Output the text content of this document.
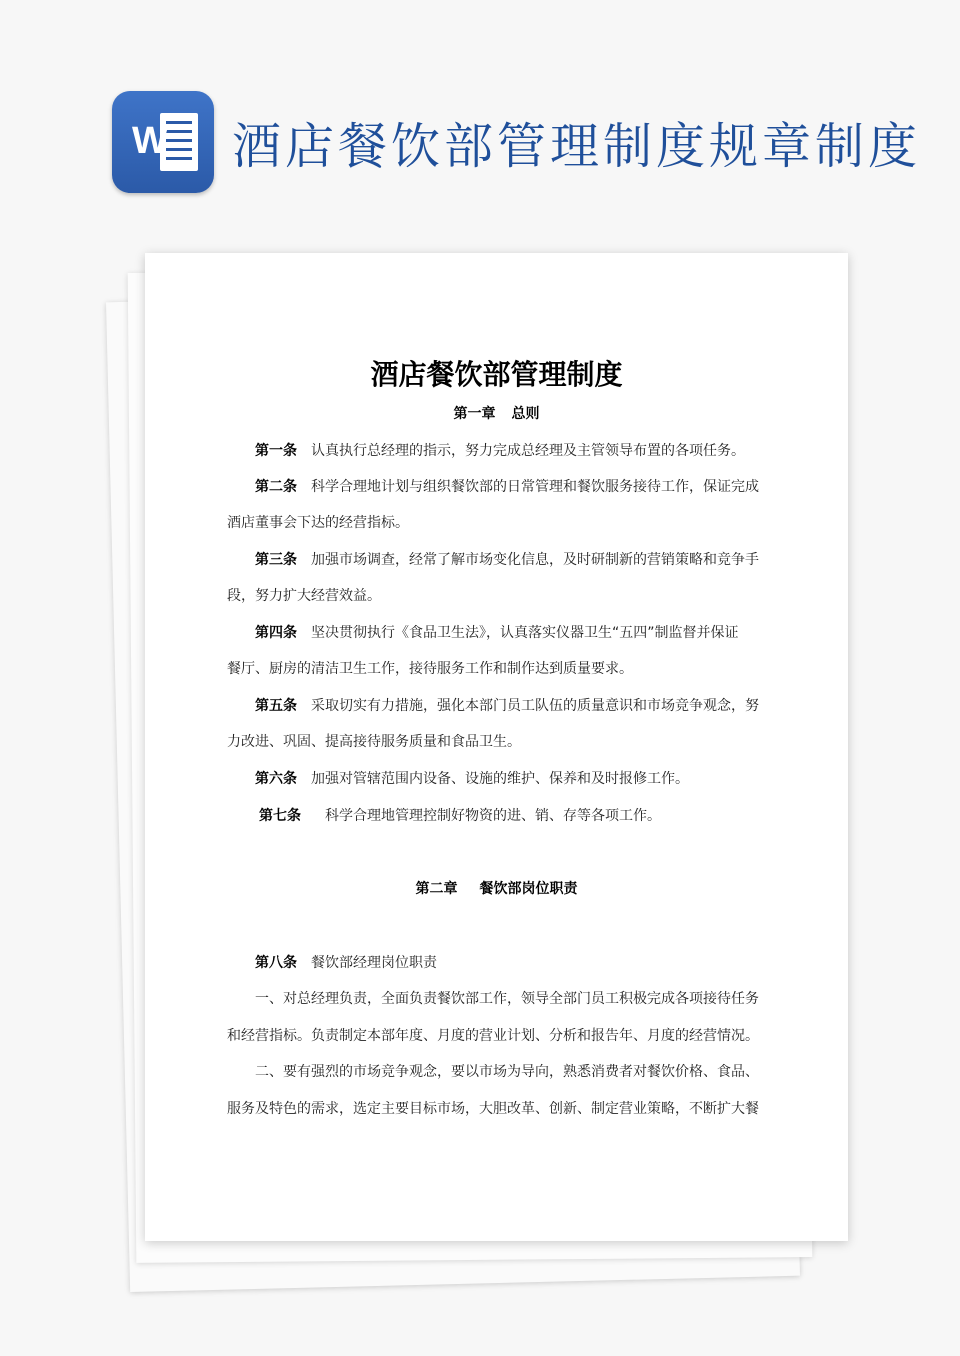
W 酒店餐饮部管理制度规章制度
酒店餐饮部管理制度
第一章 总则
第一条 认真执行总经理的指示，努力完成总经理及主管领导布置的各项任务。
第二条 科学合理地计划与组织餐饮部的日常管理和餐饮服务接待工作，保证完成
酒店董事会下达的经营指标。
第三条 加强市场调查，经常了解市场变化信息，及时研制新的营销策略和竞争手
段，努力扩大经营效益。
第四条 坚决贯彻执行《食品卫生法》，认真落实仪器卫生“五四”制监督并保证
餐厅、厨房的清洁卫生工作，接待服务工作和制作达到质量要求。
第五条 采取切实有力措施，强化本部门员工队伍的质量意识和市场竞争观念，努
力改进、巩固、提高接待服务质量和食品卫生。
第六条 加强对管辖范围内设备、设施的维护、保养和及时报修工作。
第七条 科学合理地管理控制好物资的进、销、存等各项工作。
第二章 餐饮部岗位职责
第八条 餐饮部经理岗位职责
一、对总经理负责，全面负责餐饮部工作，领导全部门员工积极完成各项接待任务
和经营指标。负责制定本部年度、月度的营业计划、分析和报告年、月度的经营情况。
二、要有强烈的市场竞争观念，要以市场为导向，熟悉消费者对餐饮价格、食品、
服务及特色的需求，选定主要目标市场，大胆改革、创新、制定营业策略，不断扩大餐
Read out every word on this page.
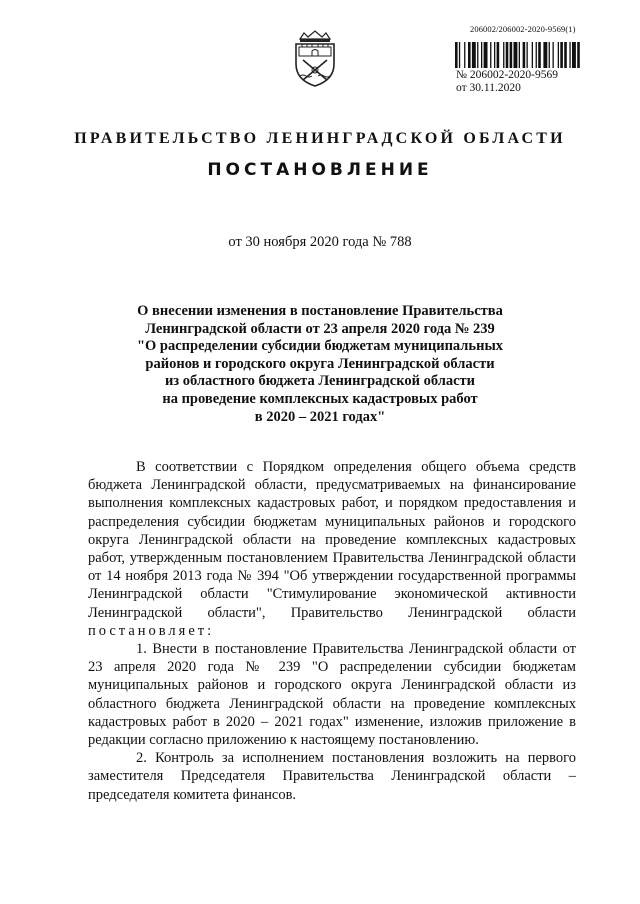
206002/206002-2020-9569(1)
№ 206002-2020-9569
от 30.11.2020
ПРАВИТЕЛЬСТВО ЛЕНИНГРАДСКОЙ ОБЛАСТИ
ПОСТАНОВЛЕНИЕ
от 30 ноября 2020 года № 788
О внесении изменения в постановление Правительства
Ленинградской области от 23 апреля 2020 года № 239
"О распределении субсидии бюджетам муниципальных
районов и городского округа Ленинградской области
из областного бюджета Ленинградской области
на проведение комплексных кадастровых работ
в 2020 – 2021 годах"

В соответствии с Порядком определения общего объема средств бюджета Ленинградской области, предусматриваемых на финансирование выполнения комплексных кадастровых работ, и порядком предоставления и распределения субсидии бюджетам муниципальных районов и городского округа Ленинградской области на проведение комплексных кадастровых работ, утвержденным постановлением Правительства Ленинградской области от 14 ноября 2013 года № 394 "Об утверждении государственной программы Ленинградской области "Стимулирование экономической активности Ленинградской области", Правительство Ленинградской области постановляет:

1. Внести в постановление Правительства Ленинградской области от 23 апреля 2020 года № 239 "О распределении субсидии бюджетам муниципальных районов и городского округа Ленинградской области из областного бюджета Ленинградской области на проведение комплексных кадастровых работ в 2020 – 2021 годах" изменение, изложив приложение в редакции согласно приложению к настоящему постановлению.

2. Контроль за исполнением постановления возложить на первого заместителя Председателя Правительства Ленинградской области – председателя комитета финансов.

PROBLEM: Establish how many lines of the records contain the string "городского" and state that number without elaboration.

EXPECTED ANSWER: 3